Repeat, word for word, all the data that follows, and exclude the pictures.

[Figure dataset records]

=== Section Start ===

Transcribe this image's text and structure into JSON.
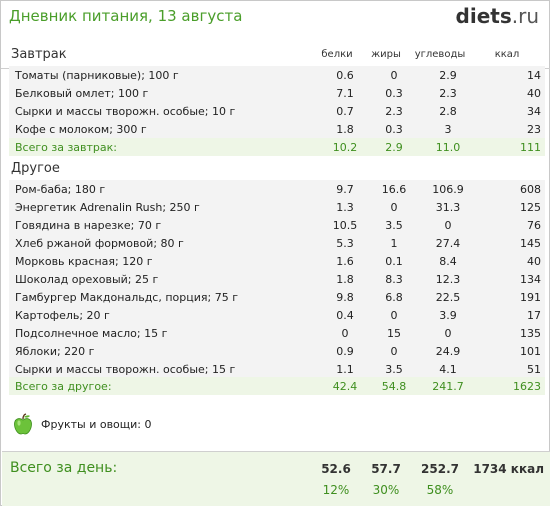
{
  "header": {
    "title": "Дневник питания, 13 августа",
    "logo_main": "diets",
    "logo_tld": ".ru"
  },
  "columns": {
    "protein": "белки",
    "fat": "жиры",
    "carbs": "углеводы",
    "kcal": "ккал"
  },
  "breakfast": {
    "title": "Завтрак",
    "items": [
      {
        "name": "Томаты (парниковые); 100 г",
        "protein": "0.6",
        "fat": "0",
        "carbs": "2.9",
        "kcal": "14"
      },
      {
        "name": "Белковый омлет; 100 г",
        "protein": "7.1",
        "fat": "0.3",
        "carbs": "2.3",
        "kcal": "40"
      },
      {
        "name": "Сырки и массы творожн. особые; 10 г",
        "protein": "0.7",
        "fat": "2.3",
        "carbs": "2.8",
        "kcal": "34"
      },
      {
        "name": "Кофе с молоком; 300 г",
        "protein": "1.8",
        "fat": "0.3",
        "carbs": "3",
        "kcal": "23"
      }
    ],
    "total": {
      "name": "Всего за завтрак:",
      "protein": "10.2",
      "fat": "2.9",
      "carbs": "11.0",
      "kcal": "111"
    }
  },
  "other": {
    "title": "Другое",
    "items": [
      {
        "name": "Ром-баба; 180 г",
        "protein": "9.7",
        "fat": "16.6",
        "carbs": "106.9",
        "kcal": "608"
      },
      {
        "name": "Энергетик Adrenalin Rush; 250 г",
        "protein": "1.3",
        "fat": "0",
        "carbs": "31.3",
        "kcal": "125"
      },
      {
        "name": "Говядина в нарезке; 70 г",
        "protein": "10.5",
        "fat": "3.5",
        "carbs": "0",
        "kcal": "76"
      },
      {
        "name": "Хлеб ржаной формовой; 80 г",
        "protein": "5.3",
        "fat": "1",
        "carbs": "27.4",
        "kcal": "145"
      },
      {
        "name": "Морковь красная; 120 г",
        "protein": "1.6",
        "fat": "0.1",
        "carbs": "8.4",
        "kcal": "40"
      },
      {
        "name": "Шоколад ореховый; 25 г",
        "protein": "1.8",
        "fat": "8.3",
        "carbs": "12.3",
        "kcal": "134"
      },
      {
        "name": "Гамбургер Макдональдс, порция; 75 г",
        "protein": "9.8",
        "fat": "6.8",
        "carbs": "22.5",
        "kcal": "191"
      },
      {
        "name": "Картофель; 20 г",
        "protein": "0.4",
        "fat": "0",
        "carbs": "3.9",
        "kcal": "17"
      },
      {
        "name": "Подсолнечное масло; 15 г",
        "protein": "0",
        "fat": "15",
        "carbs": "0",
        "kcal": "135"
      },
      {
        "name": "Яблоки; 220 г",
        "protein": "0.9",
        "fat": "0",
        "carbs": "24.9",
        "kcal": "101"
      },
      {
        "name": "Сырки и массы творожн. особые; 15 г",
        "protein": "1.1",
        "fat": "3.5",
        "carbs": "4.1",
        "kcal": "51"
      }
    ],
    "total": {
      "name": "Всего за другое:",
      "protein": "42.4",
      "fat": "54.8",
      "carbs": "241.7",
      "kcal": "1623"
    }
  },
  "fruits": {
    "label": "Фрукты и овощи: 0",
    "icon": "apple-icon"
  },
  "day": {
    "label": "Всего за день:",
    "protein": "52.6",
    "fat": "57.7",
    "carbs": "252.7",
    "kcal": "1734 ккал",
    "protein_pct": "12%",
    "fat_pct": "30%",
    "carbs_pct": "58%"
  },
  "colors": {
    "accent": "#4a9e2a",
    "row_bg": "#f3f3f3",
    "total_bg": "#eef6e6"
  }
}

=== Section End ===

| OUTPUT BELOW |
Transcribe this image's text and structure into JSON.
{
  "header": {
    "title": "Дневник питания, 13 августа",
    "logo_main": "diets",
    "logo_tld": ".ru"
  },
  "columns": {
    "protein": "белки",
    "fat": "жиры",
    "carbs": "углеводы",
    "kcal": "ккал"
  },
  "breakfast": {
    "title": "Завтрак",
    "items": [
      {
        "name": "Томаты (парниковые); 100 г",
        "protein": "0.6",
        "fat": "0",
        "carbs": "2.9",
        "kcal": "14"
      },
      {
        "name": "Белковый омлет; 100 г",
        "protein": "7.1",
        "fat": "0.3",
        "carbs": "2.3",
        "kcal": "40"
      },
      {
        "name": "Сырки и массы творожн. особые; 10 г",
        "protein": "0.7",
        "fat": "2.3",
        "carbs": "2.8",
        "kcal": "34"
      },
      {
        "name": "Кофе с молоком; 300 г",
        "protein": "1.8",
        "fat": "0.3",
        "carbs": "3",
        "kcal": "23"
      }
    ],
    "total": {
      "name": "Всего за завтрак:",
      "protein": "10.2",
      "fat": "2.9",
      "carbs": "11.0",
      "kcal": "111"
    }
  },
  "other": {
    "title": "Другое",
    "items": [
      {
        "name": "Ром-баба; 180 г",
        "protein": "9.7",
        "fat": "16.6",
        "carbs": "106.9",
        "kcal": "608"
      },
      {
        "name": "Энергетик Adrenalin Rush; 250 г",
        "protein": "1.3",
        "fat": "0",
        "carbs": "31.3",
        "kcal": "125"
      },
      {
        "name": "Говядина в нарезке; 70 г",
        "protein": "10.5",
        "fat": "3.5",
        "carbs": "0",
        "kcal": "76"
      },
      {
        "name": "Хлеб ржаной формовой; 80 г",
        "protein": "5.3",
        "fat": "1",
        "carbs": "27.4",
        "kcal": "145"
      },
      {
        "name": "Морковь красная; 120 г",
        "protein": "1.6",
        "fat": "0.1",
        "carbs": "8.4",
        "kcal": "40"
      },
      {
        "name": "Шоколад ореховый; 25 г",
        "protein": "1.8",
        "fat": "8.3",
        "carbs": "12.3",
        "kcal": "134"
      },
      {
        "name": "Гамбургер Макдональдс, порция; 75 г",
        "protein": "9.8",
        "fat": "6.8",
        "carbs": "22.5",
        "kcal": "191"
      },
      {
        "name": "Картофель; 20 г",
        "protein": "0.4",
        "fat": "0",
        "carbs": "3.9",
        "kcal": "17"
      },
      {
        "name": "Подсолнечное масло; 15 г",
        "protein": "0",
        "fat": "15",
        "carbs": "0",
        "kcal": "135"
      },
      {
        "name": "Яблоки; 220 г",
        "protein": "0.9",
        "fat": "0",
        "carbs": "24.9",
        "kcal": "101"
      },
      {
        "name": "Сырки и массы творожн. особые; 15 г",
        "protein": "1.1",
        "fat": "3.5",
        "carbs": "4.1",
        "kcal": "51"
      }
    ],
    "total": {
      "name": "Всего за другое:",
      "protein": "42.4",
      "fat": "54.8",
      "carbs": "241.7",
      "kcal": "1623"
    }
  },
  "fruits": {
    "label": "Фрукты и овощи: 0",
    "icon": "apple-icon"
  },
  "day": {
    "label": "Всего за день:",
    "protein": "52.6",
    "fat": "57.7",
    "carbs": "252.7",
    "kcal": "1734 ккал",
    "protein_pct": "12%",
    "fat_pct": "30%",
    "carbs_pct": "58%"
  },
  "colors": {
    "accent": "#4a9e2a",
    "row_bg": "#f3f3f3",
    "total_bg": "#eef6e6"
  }
}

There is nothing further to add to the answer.